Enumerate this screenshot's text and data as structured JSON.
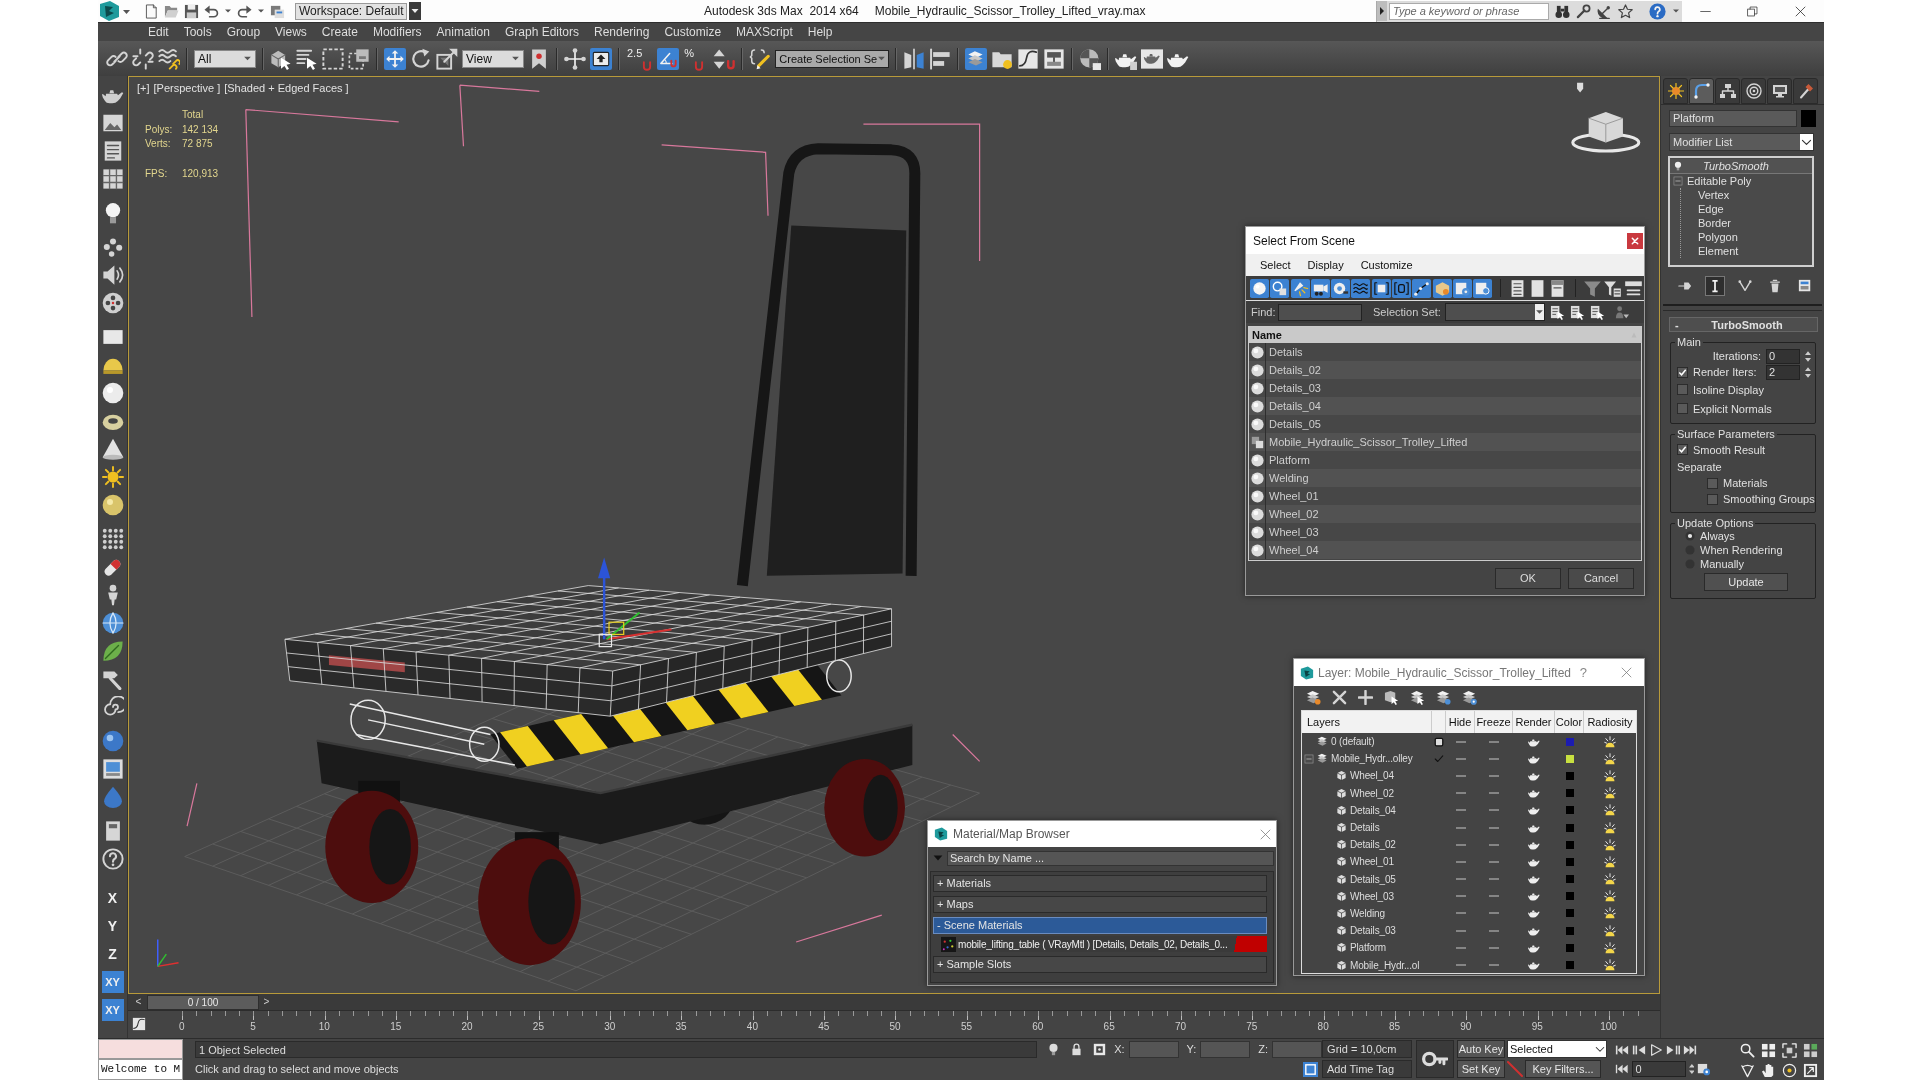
{
  "title_bar": {
    "workspace": "Workspace: Default",
    "app_title": "Autodesk 3ds Max  2014 x64",
    "file_name": "Mobile_Hydraulic_Scissor_Trolley_Lifted_vray.max",
    "search": {
      "placeholder": "Type a keyword or phrase"
    }
  },
  "menu": [
    "Edit",
    "Tools",
    "Group",
    "Views",
    "Create",
    "Modifiers",
    "Animation",
    "Graph Editors",
    "Rendering",
    "Customize",
    "MAXScript",
    "Help"
  ],
  "main_toolbar": [
    [
      {
        "kind": "link",
        "on": false
      },
      {
        "kind": "unlink",
        "on": false
      },
      {
        "kind": "bind",
        "on": false
      }
    ],
    [
      {
        "kind": "dropdown",
        "value": "All",
        "on": false
      }
    ],
    [
      {
        "kind": "select",
        "on": false
      },
      {
        "kind": "select_by_name",
        "on": false
      },
      {
        "kind": "rect_region",
        "on": false
      },
      {
        "kind": "window_crossing",
        "on": false
      }
    ],
    [
      {
        "kind": "move",
        "on": true
      },
      {
        "kind": "rotate",
        "on": false
      },
      {
        "kind": "scale",
        "on": false
      },
      {
        "kind": "dropdown",
        "value": "View",
        "on": false
      },
      {
        "kind": "pivot",
        "on": false
      }
    ],
    [
      {
        "kind": "manipulate",
        "on": false
      },
      {
        "kind": "kbd_override",
        "on": true
      }
    ],
    [
      {
        "kind": "snap",
        "label": "2.5",
        "on": false
      },
      {
        "kind": "angle_snap",
        "on": true
      },
      {
        "kind": "percent_snap",
        "label": "%",
        "on": false
      },
      {
        "kind": "spinner_snap",
        "on": false
      }
    ],
    [
      {
        "kind": "edit_named",
        "on": false
      },
      {
        "kind": "combo",
        "value": "Create Selection Se",
        "on": false
      }
    ],
    [
      {
        "kind": "mirror",
        "on": false
      },
      {
        "kind": "align",
        "on": false
      }
    ],
    [
      {
        "kind": "layers",
        "on": true
      },
      {
        "kind": "explorer",
        "on": false
      },
      {
        "kind": "curve",
        "on": false
      },
      {
        "kind": "schematic",
        "on": false
      }
    ],
    [
      {
        "kind": "material",
        "on": false
      }
    ],
    [
      {
        "kind": "render_setup",
        "on": false
      },
      {
        "kind": "frame_window",
        "on": false
      },
      {
        "kind": "render",
        "on": false
      }
    ]
  ],
  "left_toolbar": {
    "axes": [
      {
        "label": "X",
        "selected": false
      },
      {
        "label": "Y",
        "selected": false
      },
      {
        "label": "Z",
        "selected": false
      },
      {
        "label": "XY",
        "selected": true
      },
      {
        "label": "XY",
        "selected": true
      }
    ]
  },
  "viewport": {
    "labels": [
      "[+]",
      "[Perspective ]",
      "[Shaded + Edged Faces ]"
    ],
    "stats": {
      "heading": "Total",
      "rows": [
        {
          "label": "Polys:",
          "value": "142 134"
        },
        {
          "label": "Verts:",
          "value": "72 875"
        }
      ],
      "fps": {
        "label": "FPS:",
        "value": "120,913"
      }
    }
  },
  "timeline": {
    "slider": {
      "prev": "<",
      "label": "0 / 100",
      "next": ">",
      "level": 0
    },
    "ticks": [
      "0",
      "5",
      "10",
      "15",
      "20",
      "25",
      "30",
      "35",
      "40",
      "45",
      "50",
      "55",
      "60",
      "65",
      "70",
      "75",
      "80",
      "85",
      "90",
      "95",
      "100"
    ]
  },
  "command_panel": {
    "tabs": [
      {
        "kind": "create",
        "selected": false
      },
      {
        "kind": "modify",
        "selected": true
      },
      {
        "kind": "hierarchy",
        "selected": false
      },
      {
        "kind": "motion",
        "selected": false
      },
      {
        "kind": "display",
        "selected": false
      },
      {
        "kind": "utilities",
        "selected": false
      }
    ],
    "object_name": "Platform",
    "modifier_list": "Modifier List",
    "stack": [
      {
        "kind": "modifier",
        "label": "TurboSmooth",
        "selected": true
      },
      {
        "kind": "base",
        "label": "Editable Poly",
        "selected": false,
        "expanded": true,
        "children": [
          {
            "label": "Vertex",
            "selected": false
          },
          {
            "label": "Edge",
            "selected": false
          },
          {
            "label": "Border",
            "selected": false
          },
          {
            "label": "Polygon",
            "selected": false
          },
          {
            "label": "Element",
            "selected": false
          }
        ]
      }
    ],
    "stack_tools": [
      {
        "kind": "pin",
        "on": false
      },
      {
        "kind": "show_end",
        "on": true
      },
      {
        "kind": "unique",
        "on": false
      },
      {
        "kind": "remove",
        "on": false
      },
      {
        "kind": "configure",
        "on": false
      }
    ],
    "rollout": {
      "toggle": "-",
      "title": "TurboSmooth",
      "groups": [
        {
          "title": "Main",
          "controls": [
            {
              "kind": "spinner",
              "label": "Iterations:",
              "value": "0"
            },
            {
              "kind": "check_spinner",
              "label": "Render Iters:",
              "checked": true,
              "value": "2"
            },
            {
              "kind": "checkbox",
              "label": "Isoline Display",
              "checked": false
            },
            {
              "kind": "checkbox",
              "label": "Explicit Normals",
              "checked": false
            }
          ]
        },
        {
          "title": "Surface Parameters",
          "controls": [
            {
              "kind": "checkbox",
              "label": "Smooth Result",
              "checked": true
            },
            {
              "kind": "label",
              "label": "Separate"
            },
            {
              "kind": "sub_checkbox",
              "label": "Materials",
              "checked": false
            },
            {
              "kind": "sub_checkbox",
              "label": "Smoothing Groups",
              "checked": false
            }
          ]
        },
        {
          "title": "Update Options",
          "controls": [
            {
              "kind": "radio",
              "label": "Always",
              "selected": true
            },
            {
              "kind": "radio",
              "label": "When Rendering",
              "selected": false
            },
            {
              "kind": "radio",
              "label": "Manually",
              "selected": false
            },
            {
              "kind": "button",
              "label": "Update"
            }
          ]
        }
      ]
    }
  },
  "status_bar": {
    "listener": "Welcome to M",
    "selection": "1 Object Selected",
    "prompt": "Click and drag to select and move objects",
    "coords": [
      "X:",
      "Y:",
      "Z:"
    ],
    "grid": "Grid = 10,0cm",
    "time_tag": "Add Time Tag",
    "auto_key": "Auto Key",
    "key_mode": "Selected",
    "set_key": "Set Key",
    "key_filters": "Key Filters...",
    "frame": "0"
  },
  "select_from_scene": {
    "title": "Select From Scene",
    "menu": [
      "Select",
      "Display",
      "Customize"
    ],
    "filters": [
      {
        "kind": "geometry",
        "on": true
      },
      {
        "kind": "shape",
        "on": true
      },
      {
        "kind": "light",
        "on": true
      },
      {
        "kind": "camera",
        "on": true
      },
      {
        "kind": "helper",
        "on": true
      },
      {
        "kind": "spacewarp",
        "on": true
      },
      {
        "kind": "group",
        "on": true
      },
      {
        "kind": "xref",
        "on": true
      },
      {
        "kind": "bone",
        "on": true
      },
      {
        "kind": "container",
        "on": true
      },
      {
        "kind": "frozen",
        "on": true
      },
      {
        "kind": "hidden",
        "on": true
      }
    ],
    "find_label": "Find:",
    "selection_set_label": "Selection Set:",
    "column": "Name",
    "rows": [
      {
        "name": "Details",
        "kind": "object",
        "selected": false
      },
      {
        "name": "Details_02",
        "kind": "object",
        "selected": false
      },
      {
        "name": "Details_03",
        "kind": "object",
        "selected": false
      },
      {
        "name": "Details_04",
        "kind": "object",
        "selected": false
      },
      {
        "name": "Details_05",
        "kind": "object",
        "selected": false
      },
      {
        "name": "Mobile_Hydraulic_Scissor_Trolley_Lifted",
        "kind": "group",
        "selected": false
      },
      {
        "name": "Platform",
        "kind": "object",
        "selected": false
      },
      {
        "name": "Welding",
        "kind": "object",
        "selected": false
      },
      {
        "name": "Wheel_01",
        "kind": "object",
        "selected": false
      },
      {
        "name": "Wheel_02",
        "kind": "object",
        "selected": false
      },
      {
        "name": "Wheel_03",
        "kind": "object",
        "selected": false
      },
      {
        "name": "Wheel_04",
        "kind": "object",
        "selected": false
      }
    ],
    "buttons": [
      "OK",
      "Cancel"
    ]
  },
  "layer_dialog": {
    "title": "Layer: Mobile_Hydraulic_Scissor_Trolley_Lifted",
    "help": "?",
    "columns": [
      "Layers",
      "Hide",
      "Freeze",
      "Render",
      "Color",
      "Radiosity"
    ],
    "layers": [
      {
        "name": "0 (default)",
        "current": false,
        "hidden": false,
        "frozen": false,
        "render": true,
        "radiosity": true,
        "color": "#1c1cb0"
      },
      {
        "name": "Mobile_Hydr...olley",
        "current": true,
        "expanded": true,
        "hidden": false,
        "frozen": false,
        "render": true,
        "radiosity": true,
        "color": "#c8e040",
        "children": [
          {
            "name": "Wheel_04",
            "hidden": false,
            "frozen": false,
            "render": true,
            "radiosity": true,
            "color": "#000000"
          },
          {
            "name": "Wheel_02",
            "hidden": false,
            "frozen": false,
            "render": true,
            "radiosity": true,
            "color": "#000000"
          },
          {
            "name": "Details_04",
            "hidden": false,
            "frozen": false,
            "render": true,
            "radiosity": true,
            "color": "#000000"
          },
          {
            "name": "Details",
            "hidden": false,
            "frozen": false,
            "render": true,
            "radiosity": true,
            "color": "#000000"
          },
          {
            "name": "Details_02",
            "hidden": false,
            "frozen": false,
            "render": true,
            "radiosity": true,
            "color": "#000000"
          },
          {
            "name": "Wheel_01",
            "hidden": false,
            "frozen": false,
            "render": true,
            "radiosity": true,
            "color": "#000000"
          },
          {
            "name": "Details_05",
            "hidden": false,
            "frozen": false,
            "render": true,
            "radiosity": true,
            "color": "#000000"
          },
          {
            "name": "Wheel_03",
            "hidden": false,
            "frozen": false,
            "render": true,
            "radiosity": true,
            "color": "#000000"
          },
          {
            "name": "Welding",
            "hidden": false,
            "frozen": false,
            "render": true,
            "radiosity": true,
            "color": "#000000"
          },
          {
            "name": "Details_03",
            "hidden": false,
            "frozen": false,
            "render": true,
            "radiosity": true,
            "color": "#000000"
          },
          {
            "name": "Platform",
            "hidden": false,
            "frozen": false,
            "render": true,
            "radiosity": true,
            "color": "#000000"
          },
          {
            "name": "Mobile_Hydr...ol",
            "hidden": false,
            "frozen": false,
            "render": true,
            "radiosity": true,
            "color": "#000000"
          }
        ]
      }
    ]
  },
  "material_browser": {
    "title": "Material/Map Browser",
    "search": {
      "placeholder": "Search by Name ..."
    },
    "sections": [
      {
        "label": "+ Materials",
        "selected": false
      },
      {
        "label": "+ Maps",
        "selected": false
      },
      {
        "label": "- Scene Materials",
        "selected": true,
        "items": [
          "mobile_lifting_table ( VRayMtl ) [Details, Details_02, Details_0..."
        ]
      },
      {
        "label": "+ Sample Slots",
        "selected": false
      }
    ]
  }
}
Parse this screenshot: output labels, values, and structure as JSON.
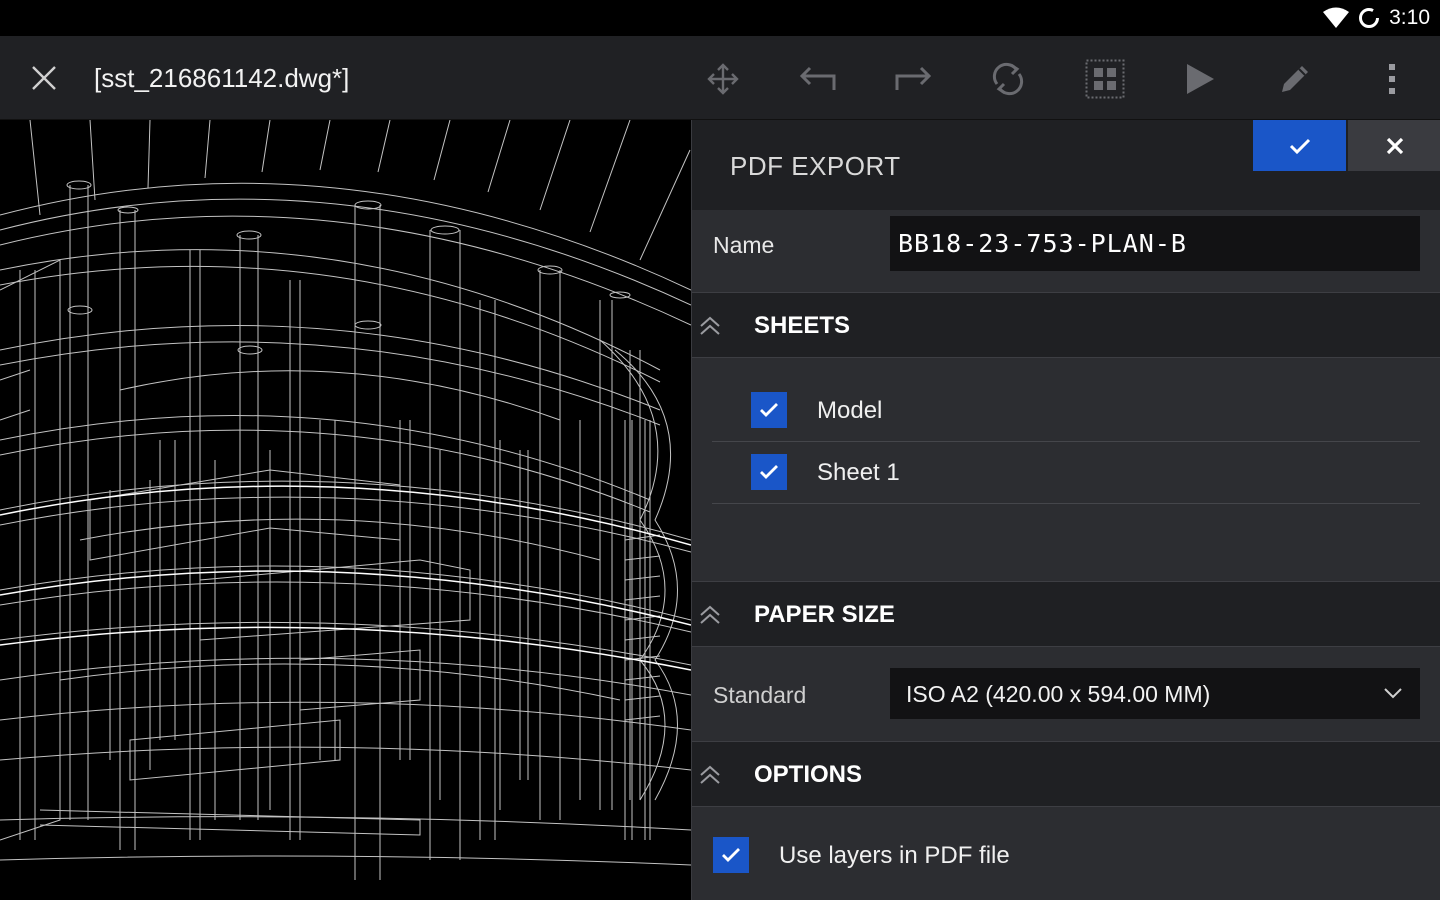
{
  "status_bar": {
    "time": "3:10"
  },
  "toolbar": {
    "title": "[sst_216861142.dwg*]"
  },
  "panel": {
    "title": "PDF EXPORT",
    "name_label": "Name",
    "name_value": "BB18-23-753-PLAN-B",
    "sheets": {
      "title": "SHEETS",
      "items": [
        {
          "label": "Model",
          "checked": true
        },
        {
          "label": "Sheet 1",
          "checked": true
        }
      ]
    },
    "paper_size": {
      "title": "PAPER SIZE",
      "standard_label": "Standard",
      "standard_value": "ISO A2 (420.00 x 594.00 MM)"
    },
    "options": {
      "title": "OPTIONS",
      "use_layers_label": "Use layers in PDF file",
      "use_layers_checked": true
    }
  },
  "colors": {
    "accent": "#1a56c8",
    "panel_bg": "#2c2d31",
    "header_bg": "#1f2023",
    "toolbar_bg": "#202124"
  }
}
__________________________________________________
» **To be done**:
Reproduce each line from the records that contains the word "TurboSmooth".

» **Correct answer**:
        "label": "TurboSmooth",
      "title": "TurboSmooth",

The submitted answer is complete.